_Compruebe su comprensión_:
1. Según el fragmento seleccionado, ¿cuáles son los Sacramentos de curación?
2. Resuma en dos oraciones el fragmento seleccionado sobre los Sacramentos de curación.
3. Enumere todo lo que, según el fragmento seleccionado, muestra la parábola del hijo pródigo acerca del Sacramento de la Penitencia.

_Fragmento seleccionado_:
JESÚS Y SUS SACRAMENTOS (II): CONFENSIÓN Y UNCIÓN




 
 



Como podemos leer en el Catecismo de la Iglesia Católica escrito en orden a la aplicación del Concilio Ecuménico Vaticano II (nº 1420  y  nº 1421):

-Por los Sacramentos de la iniciación cristiana, el hombre recibe la vida nueva de Cristo. Ahora bien, esta vida la llevamos en <vaso de barro> (2 Co 4,7). Actualmente está todavía <escondida con Cristo en Dios> (Col 3,3). Nos hayamos aún en <nuestra morada terrena, sometida a sufrimiento, a la enfermedad y a la muerte. Esta vida nueva de Hijo de Dios>  puede ser debilitada e incluso perdida por el pecado.

-El Señor Jesucristo, médico de nuestras almas y de nuestros cuerpos, que perdonó los pecados al paralítico y le devolvió la salud del cuerpo (Mc 2, 1 -12), quiso que su Iglesia continuase, con  la fuerza del Espíritu Santo, su obra de curación y de salvación, incluso en sus propios miembros. Esta es la finalidad de los Sacramentos de curación: Penitencia y Unción de los enfermos

 
El Sacramento de la Penitencia a lo largo de los siglos ha recibido otros muchos nombres, como por ejemplo Confesión, Justificación, Reconciliación… etc. Y mediante el mismo, Dios perdona a los hombres los pecados a través de la absolución dada por un sacerdote, eso sí, siempre que la persona en cuestión, tenga arrepentimiento, dolor de sus pecados y propósito de enmienda…

Como podemos también leer en el Catecismo de la Iglesia Católica, la parábola del hijo pródigo nos muestra en su totalidad lo que corresponde a este Sacramento, esto es, la existencia del pecado, el arrepentimiento, la confesión del pecado, el perdón del pecado y por último la alegría de volver a la <mesa familiar> (Lc 15, 11-31)

[Datos de origen]

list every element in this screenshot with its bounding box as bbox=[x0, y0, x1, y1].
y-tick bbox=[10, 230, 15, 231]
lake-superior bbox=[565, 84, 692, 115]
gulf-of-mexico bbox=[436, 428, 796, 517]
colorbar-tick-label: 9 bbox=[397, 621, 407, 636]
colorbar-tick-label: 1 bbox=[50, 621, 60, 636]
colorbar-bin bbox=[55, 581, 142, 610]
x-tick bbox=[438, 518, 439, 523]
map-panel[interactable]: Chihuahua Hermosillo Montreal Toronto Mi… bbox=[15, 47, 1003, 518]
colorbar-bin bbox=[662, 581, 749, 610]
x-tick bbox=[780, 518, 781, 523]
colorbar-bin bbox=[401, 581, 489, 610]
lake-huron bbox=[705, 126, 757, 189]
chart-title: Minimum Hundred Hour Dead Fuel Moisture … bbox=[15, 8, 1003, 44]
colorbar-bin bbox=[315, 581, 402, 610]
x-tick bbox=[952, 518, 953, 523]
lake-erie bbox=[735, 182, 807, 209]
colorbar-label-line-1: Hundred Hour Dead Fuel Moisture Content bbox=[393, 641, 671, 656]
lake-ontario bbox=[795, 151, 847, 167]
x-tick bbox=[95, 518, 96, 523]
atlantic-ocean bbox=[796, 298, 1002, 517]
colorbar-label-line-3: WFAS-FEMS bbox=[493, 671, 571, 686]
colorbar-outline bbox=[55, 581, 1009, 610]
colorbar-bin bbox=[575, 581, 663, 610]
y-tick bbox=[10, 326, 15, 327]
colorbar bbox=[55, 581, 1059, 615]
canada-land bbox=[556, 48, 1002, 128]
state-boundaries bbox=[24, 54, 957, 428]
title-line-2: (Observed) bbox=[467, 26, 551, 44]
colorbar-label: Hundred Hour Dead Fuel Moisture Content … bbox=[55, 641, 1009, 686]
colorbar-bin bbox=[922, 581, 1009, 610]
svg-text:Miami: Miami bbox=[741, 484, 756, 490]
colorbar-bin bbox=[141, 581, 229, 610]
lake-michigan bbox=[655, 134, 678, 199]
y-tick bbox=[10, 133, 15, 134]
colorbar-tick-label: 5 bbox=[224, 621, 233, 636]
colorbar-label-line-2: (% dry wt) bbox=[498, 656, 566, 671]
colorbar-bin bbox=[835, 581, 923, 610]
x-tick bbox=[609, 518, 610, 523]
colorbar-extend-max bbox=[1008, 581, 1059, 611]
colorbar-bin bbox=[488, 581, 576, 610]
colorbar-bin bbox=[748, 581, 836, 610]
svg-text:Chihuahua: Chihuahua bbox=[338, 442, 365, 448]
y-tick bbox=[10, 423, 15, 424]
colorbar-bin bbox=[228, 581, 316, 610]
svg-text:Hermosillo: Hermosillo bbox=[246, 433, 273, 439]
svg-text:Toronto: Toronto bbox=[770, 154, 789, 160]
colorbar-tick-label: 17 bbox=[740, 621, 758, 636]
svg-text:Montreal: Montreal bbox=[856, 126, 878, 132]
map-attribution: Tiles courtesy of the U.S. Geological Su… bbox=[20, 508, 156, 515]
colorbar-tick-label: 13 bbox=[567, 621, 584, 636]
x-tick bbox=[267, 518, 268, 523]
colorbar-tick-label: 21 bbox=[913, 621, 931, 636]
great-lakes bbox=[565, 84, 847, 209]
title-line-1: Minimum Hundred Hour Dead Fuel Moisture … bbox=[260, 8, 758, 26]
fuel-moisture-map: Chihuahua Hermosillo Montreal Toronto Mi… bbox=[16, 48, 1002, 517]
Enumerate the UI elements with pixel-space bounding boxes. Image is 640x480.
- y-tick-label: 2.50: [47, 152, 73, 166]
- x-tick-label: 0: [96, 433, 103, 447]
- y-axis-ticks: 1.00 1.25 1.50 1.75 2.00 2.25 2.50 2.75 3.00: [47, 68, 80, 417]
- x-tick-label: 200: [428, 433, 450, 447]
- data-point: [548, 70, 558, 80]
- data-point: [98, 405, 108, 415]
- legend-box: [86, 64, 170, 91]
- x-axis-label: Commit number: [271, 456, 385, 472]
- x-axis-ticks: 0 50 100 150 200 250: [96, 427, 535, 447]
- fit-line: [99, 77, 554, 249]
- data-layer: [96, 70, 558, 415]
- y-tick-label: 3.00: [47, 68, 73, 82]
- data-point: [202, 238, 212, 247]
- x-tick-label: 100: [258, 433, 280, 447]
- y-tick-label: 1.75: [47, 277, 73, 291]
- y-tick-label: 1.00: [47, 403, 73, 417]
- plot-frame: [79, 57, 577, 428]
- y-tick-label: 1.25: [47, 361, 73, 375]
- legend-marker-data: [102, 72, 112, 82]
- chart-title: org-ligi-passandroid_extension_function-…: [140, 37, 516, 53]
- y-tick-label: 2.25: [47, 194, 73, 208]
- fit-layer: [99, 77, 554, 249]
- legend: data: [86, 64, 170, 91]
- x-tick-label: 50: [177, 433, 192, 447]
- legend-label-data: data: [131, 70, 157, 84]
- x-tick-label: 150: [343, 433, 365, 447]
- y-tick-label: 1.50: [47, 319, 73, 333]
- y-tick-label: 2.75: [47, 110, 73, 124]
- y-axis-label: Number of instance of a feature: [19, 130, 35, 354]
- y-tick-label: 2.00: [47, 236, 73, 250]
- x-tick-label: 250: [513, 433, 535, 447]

_Respuestas del ejercicio_:
1. La Penitencia y la Unción de los enfermos.

2. Citando el Catecismo de la Iglesia Católica, el texto explica que la vida nueva recibida en los Sacramentos de la iniciación cristiana puede debilitarse o perderse por el pecado, y que Jesucristo quiso que su Iglesia continuase su obra de curación mediante la Penitencia y la Unción de los enfermos. Por la Penitencia, también llamada Confesión o Reconciliación, Dios perdona los pecados mediante la absolución de un sacerdote si hay arrepentimiento y propósito de enmienda, y la parábola del hijo pródigo muestra todo lo que corresponde a este Sacramento.

3.
- La existencia del pecado
- El arrepentimiento
- La confesión del pecado
- El perdón del pecado
- La alegría de volver a la mesa familiar